Job -
Tell how many lines contain the word "unit". Reply with the number only.

-- begin --

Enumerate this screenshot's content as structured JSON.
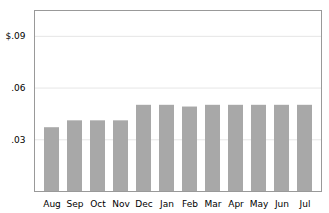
{
  "chart_data": {
    "type": "bar",
    "categories": [
      "Aug",
      "Sep",
      "Oct",
      "Nov",
      "Dec",
      "Jan",
      "Feb",
      "Mar",
      "Apr",
      "May",
      "Jun",
      "Jul"
    ],
    "values": [
      0.037,
      0.041,
      0.041,
      0.041,
      0.05,
      0.05,
      0.049,
      0.05,
      0.05,
      0.05,
      0.05,
      0.05
    ],
    "color": "#a8a8a8",
    "ylim": [
      0,
      0.105
    ],
    "yticks": [
      {
        "value": 0.03,
        "label": ".03"
      },
      {
        "value": 0.06,
        "label": ".06"
      },
      {
        "value": 0.09,
        "label": "$.09"
      }
    ],
    "grid": true
  }
}
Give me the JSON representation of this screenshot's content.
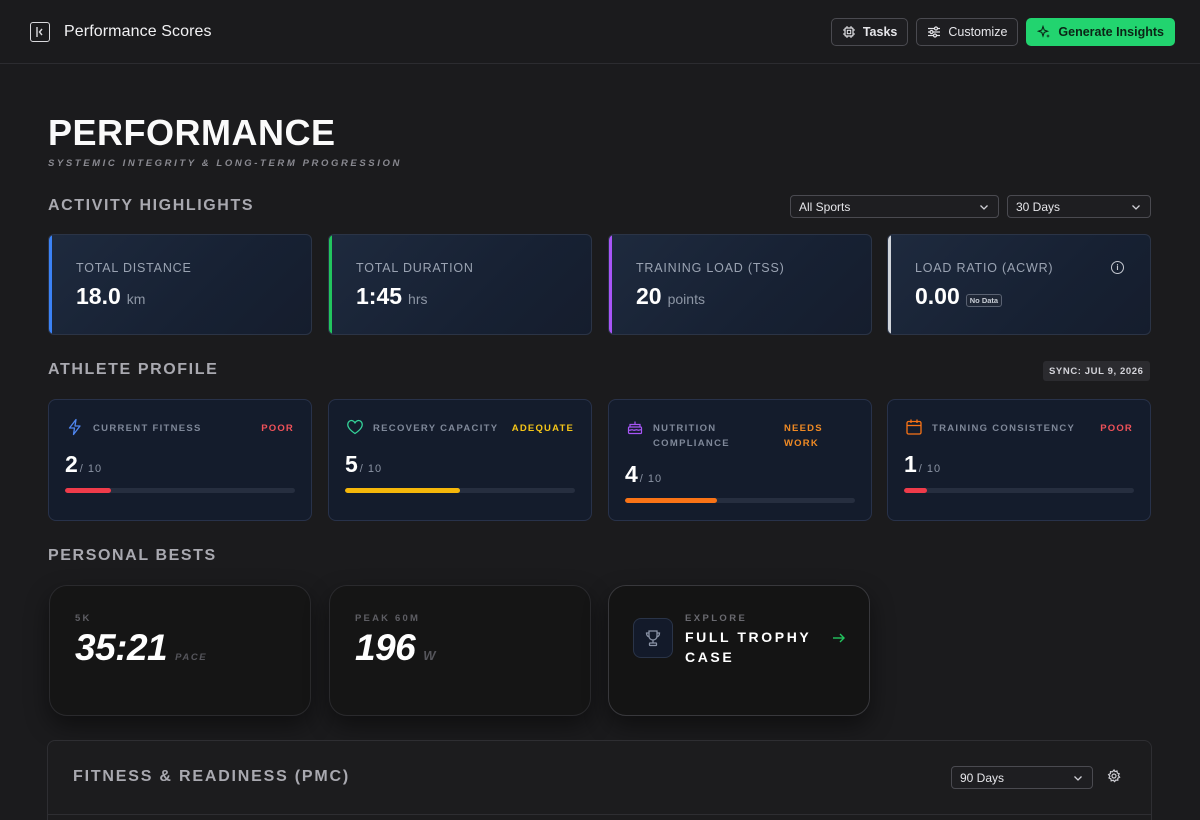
{
  "header": {
    "title": "Performance Scores",
    "tasks_label": "Tasks",
    "customize_label": "Customize",
    "generate_label": "Generate Insights"
  },
  "page": {
    "title": "PERFORMANCE",
    "subtitle": "SYSTEMIC INTEGRITY & LONG-TERM PROGRESSION"
  },
  "highlights": {
    "heading": "ACTIVITY HIGHLIGHTS",
    "sport_filter": "All Sports",
    "range_filter": "30 Days",
    "cards": [
      {
        "label": "TOTAL DISTANCE",
        "value": "18.0",
        "unit": "km",
        "accent": "#3b82f6"
      },
      {
        "label": "TOTAL DURATION",
        "value": "1:45",
        "unit": "hrs",
        "accent": "#22c55e"
      },
      {
        "label": "TRAINING LOAD (TSS)",
        "value": "20",
        "unit": "points",
        "accent": "#a855f7"
      },
      {
        "label": "LOAD RATIO (ACWR)",
        "value": "0.00",
        "badge": "No Data",
        "accent": "#d1d5db"
      }
    ]
  },
  "profile": {
    "heading": "ATHLETE PROFILE",
    "sync": "SYNC: JUL 9, 2026",
    "cards": [
      {
        "label": "CURRENT FITNESS",
        "status": "POOR",
        "status_color": "#f0525a",
        "score": "2",
        "denominator": "/ 10",
        "level": 0.2,
        "bar_color": "#ef3b4a",
        "icon": "lightning-icon"
      },
      {
        "label": "RECOVERY CAPACITY",
        "status": "ADEQUATE",
        "status_color": "#f5c518",
        "score": "5",
        "denominator": "/ 10",
        "level": 0.5,
        "bar_color": "#f5b70a",
        "icon": "heart-icon"
      },
      {
        "label_line1": "NUTRITION",
        "label_line2": "COMPLIANCE",
        "status_line1": "NEEDS",
        "status_line2": "WORK",
        "status_color": "#f08a24",
        "score": "4",
        "denominator": "/ 10",
        "level": 0.4,
        "bar_color": "#f97316",
        "icon": "cake-icon"
      },
      {
        "label": "TRAINING CONSISTENCY",
        "status": "POOR",
        "status_color": "#f0525a",
        "score": "1",
        "denominator": "/ 10",
        "level": 0.1,
        "bar_color": "#ef3b4a",
        "icon": "calendar-icon"
      }
    ]
  },
  "bests": {
    "heading": "PERSONAL BESTS",
    "cards": [
      {
        "label": "5K",
        "value": "35:21",
        "unit": "PACE"
      },
      {
        "label": "PEAK 60M",
        "value": "196",
        "unit": "W"
      }
    ],
    "trophy": {
      "explore": "EXPLORE",
      "title": "FULL TROPHY CASE"
    }
  },
  "pmc": {
    "title": "FITNESS & READINESS (PMC)",
    "range": "90 Days"
  }
}
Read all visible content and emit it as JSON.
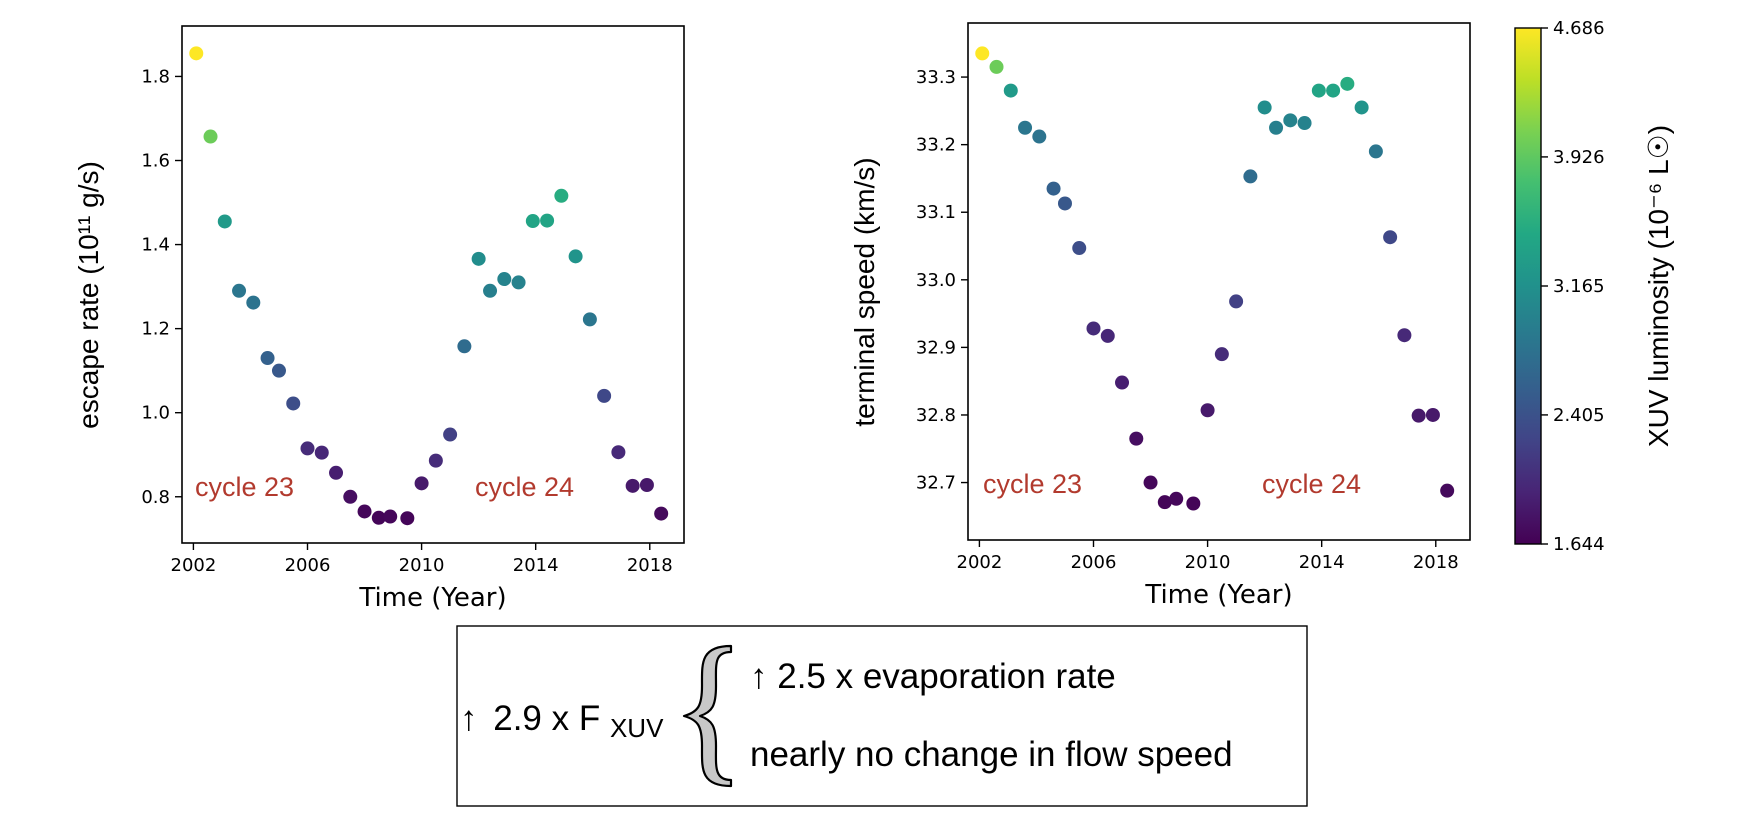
{
  "chart_data": [
    {
      "type": "scatter",
      "xlabel": "Time (Year)",
      "ylabel": "escape rate (10¹¹ g/s)",
      "xlim": [
        2001.6,
        2019.2
      ],
      "ylim": [
        0.69,
        1.92
      ],
      "xticks": [
        "2002",
        "2006",
        "2010",
        "2014",
        "2018"
      ],
      "yticks": [
        "0.8",
        "1.0",
        "1.2",
        "1.4",
        "1.6",
        "1.8"
      ],
      "annotations": [
        "cycle 23",
        "cycle 24"
      ],
      "colorscale": "viridis",
      "series": [
        {
          "x": [
            2002.1,
            2002.6,
            2003.1,
            2003.6,
            2004.1,
            2004.6,
            2005.0,
            2005.5,
            2006.0,
            2006.5,
            2007.0,
            2007.5,
            2008.0,
            2008.5,
            2008.9,
            2009.5,
            2010.0,
            2010.5,
            2011.0,
            2011.5,
            2012.0,
            2012.4,
            2012.9,
            2013.4,
            2013.9,
            2014.4,
            2014.9,
            2015.4,
            2015.9,
            2016.4,
            2016.9,
            2017.4,
            2017.9,
            2018.4
          ],
          "y": [
            1.855,
            1.657,
            1.455,
            1.29,
            1.262,
            1.13,
            1.1,
            1.022,
            0.915,
            0.905,
            0.857,
            0.8,
            0.765,
            0.75,
            0.753,
            0.749,
            0.832,
            0.886,
            0.948,
            1.158,
            1.366,
            1.29,
            1.318,
            1.31,
            1.456,
            1.457,
            1.516,
            1.372,
            1.222,
            1.04,
            0.906,
            0.826,
            0.828,
            0.76
          ],
          "luminosity": [
            4.686,
            4.0,
            3.28,
            2.84,
            2.8,
            2.58,
            2.48,
            2.36,
            2.02,
            1.98,
            1.9,
            1.76,
            1.7,
            1.68,
            1.7,
            1.68,
            1.86,
            2.02,
            2.22,
            2.72,
            3.12,
            2.95,
            3.0,
            2.98,
            3.42,
            3.42,
            3.52,
            3.2,
            2.84,
            2.3,
            2.0,
            1.85,
            1.85,
            1.72
          ]
        }
      ]
    },
    {
      "type": "scatter",
      "xlabel": "Time (Year)",
      "ylabel": "terminal speed (km/s)",
      "xlim": [
        2001.6,
        2019.2
      ],
      "ylim": [
        32.615,
        33.38
      ],
      "xticks": [
        "2002",
        "2006",
        "2010",
        "2014",
        "2018"
      ],
      "yticks": [
        "32.7",
        "32.8",
        "32.9",
        "33.0",
        "33.1",
        "33.2",
        "33.3"
      ],
      "annotations": [
        "cycle 23",
        "cycle 24"
      ],
      "colorscale": "viridis",
      "series": [
        {
          "x": [
            2002.1,
            2002.6,
            2003.1,
            2003.6,
            2004.1,
            2004.6,
            2005.0,
            2005.5,
            2006.0,
            2006.5,
            2007.0,
            2007.5,
            2008.0,
            2008.5,
            2008.9,
            2009.5,
            2010.0,
            2010.5,
            2011.0,
            2011.5,
            2012.0,
            2012.4,
            2012.9,
            2013.4,
            2013.9,
            2014.4,
            2014.9,
            2015.4,
            2015.9,
            2016.4,
            2016.9,
            2017.4,
            2017.9,
            2018.4
          ],
          "y": [
            33.335,
            33.315,
            33.28,
            33.225,
            33.212,
            33.135,
            33.113,
            33.047,
            32.928,
            32.917,
            32.848,
            32.765,
            32.7,
            32.671,
            32.676,
            32.669,
            32.807,
            32.89,
            32.968,
            33.153,
            33.255,
            33.225,
            33.236,
            33.232,
            33.28,
            33.28,
            33.29,
            33.255,
            33.19,
            33.063,
            32.918,
            32.799,
            32.8,
            32.688
          ],
          "luminosity": [
            4.686,
            4.0,
            3.28,
            2.84,
            2.8,
            2.58,
            2.48,
            2.36,
            2.02,
            1.98,
            1.9,
            1.76,
            1.7,
            1.68,
            1.7,
            1.68,
            1.86,
            2.02,
            2.22,
            2.72,
            3.12,
            2.95,
            3.0,
            2.98,
            3.42,
            3.42,
            3.52,
            3.2,
            2.84,
            2.3,
            2.0,
            1.85,
            1.85,
            1.72
          ]
        }
      ]
    }
  ],
  "colorbar": {
    "label": "XUV luminosity (10⁻⁶ L☉)",
    "min": 1.644,
    "max": 4.686,
    "ticks": [
      "4.686",
      "3.926",
      "3.165",
      "2.405",
      "1.644"
    ]
  },
  "summary_box": {
    "left_arrow": "↑",
    "left_text": "2.9 x F",
    "left_subscript": "XUV",
    "line1": "↑ 2.5 x evaporation rate",
    "line2": "nearly no change in flow speed"
  }
}
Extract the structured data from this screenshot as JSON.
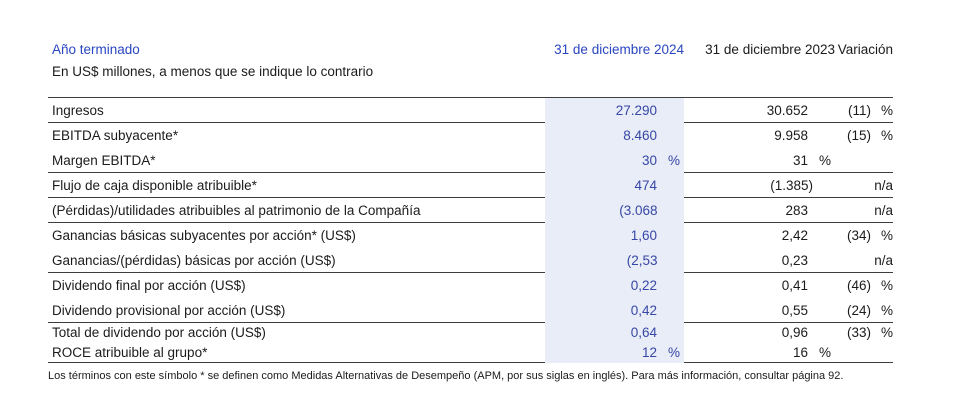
{
  "header": {
    "title": "Año terminado",
    "subtitle": "En US$ millones, a menos que se indique lo contrario",
    "col_2024": "31 de diciembre 2024",
    "col_2023": "31 de diciembre 2023",
    "col_variation": "Variación"
  },
  "table": {
    "rows": [
      {
        "label": "Ingresos",
        "v2024": "27.290",
        "p2024": "",
        "v2023": "30.652",
        "p2023": "",
        "var_val": "(11)",
        "var_pct": "%",
        "rule_after": true,
        "compact": false
      },
      {
        "label": "EBITDA subyacente*",
        "v2024": "8.460",
        "p2024": "",
        "v2023": "9.958",
        "p2023": "",
        "var_val": "(15)",
        "var_pct": "%",
        "rule_after": false,
        "compact": false
      },
      {
        "label": "Margen EBITDA*",
        "v2024": "30",
        "p2024": "%",
        "v2023": "31",
        "p2023": "%",
        "var_val": "",
        "var_pct": "",
        "rule_after": true,
        "compact": false
      },
      {
        "label": "Flujo de caja disponible atribuible*",
        "v2024": "474",
        "p2024": "",
        "v2023": "(1.385)",
        "p2023": "",
        "var_val": "",
        "var_pct": "n/a",
        "rule_after": true,
        "compact": false
      },
      {
        "label": "(Pérdidas)/utilidades atribuibles al patrimonio de la Compañía",
        "v2024": "(3.068)",
        "p2024": "",
        "v2023": "283",
        "p2023": "",
        "var_val": "",
        "var_pct": "n/a",
        "rule_after": true,
        "compact": false
      },
      {
        "label": "Ganancias básicas subyacentes por acción* (US$)",
        "v2024": "1,60",
        "p2024": "",
        "v2023": "2,42",
        "p2023": "",
        "var_val": "(34)",
        "var_pct": "%",
        "rule_after": false,
        "compact": false
      },
      {
        "label": "Ganancias/(pérdidas) básicas por acción (US$)",
        "v2024": "(2,53)",
        "p2024": "",
        "v2023": "0,23",
        "p2023": "",
        "var_val": "",
        "var_pct": "n/a",
        "rule_after": true,
        "compact": false
      },
      {
        "label": "Dividendo final por acción (US$)",
        "v2024": "0,22",
        "p2024": "",
        "v2023": "0,41",
        "p2023": "",
        "var_val": "(46)",
        "var_pct": "%",
        "rule_after": false,
        "compact": false
      },
      {
        "label": "Dividendo provisional por acción (US$)",
        "v2024": "0,42",
        "p2024": "",
        "v2023": "0,55",
        "p2023": "",
        "var_val": "(24)",
        "var_pct": "%",
        "rule_after": true,
        "compact": false
      },
      {
        "label": "Total de dividendo por acción (US$)",
        "v2024": "0,64",
        "p2024": "",
        "v2023": "0,96",
        "p2023": "",
        "var_val": "(33)",
        "var_pct": "%",
        "rule_after": false,
        "compact": true
      },
      {
        "label": "ROCE atribuible al grupo*",
        "v2024": "12",
        "p2024": "%",
        "v2023": "16",
        "p2023": "%",
        "var_val": "",
        "var_pct": "",
        "rule_after": true,
        "compact": true
      }
    ]
  },
  "footnote": "Los términos con este símbolo * se definen como Medidas Alternativas de Desempeño (APM, por sus siglas en inglés). Para más información, consultar página 92.",
  "colors": {
    "accent_blue": "#2a46c0",
    "value_blue": "#3747a5",
    "highlight_band": "#e9edf8",
    "rule": "#3d3d3d"
  }
}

-- end --

Result of the task -
5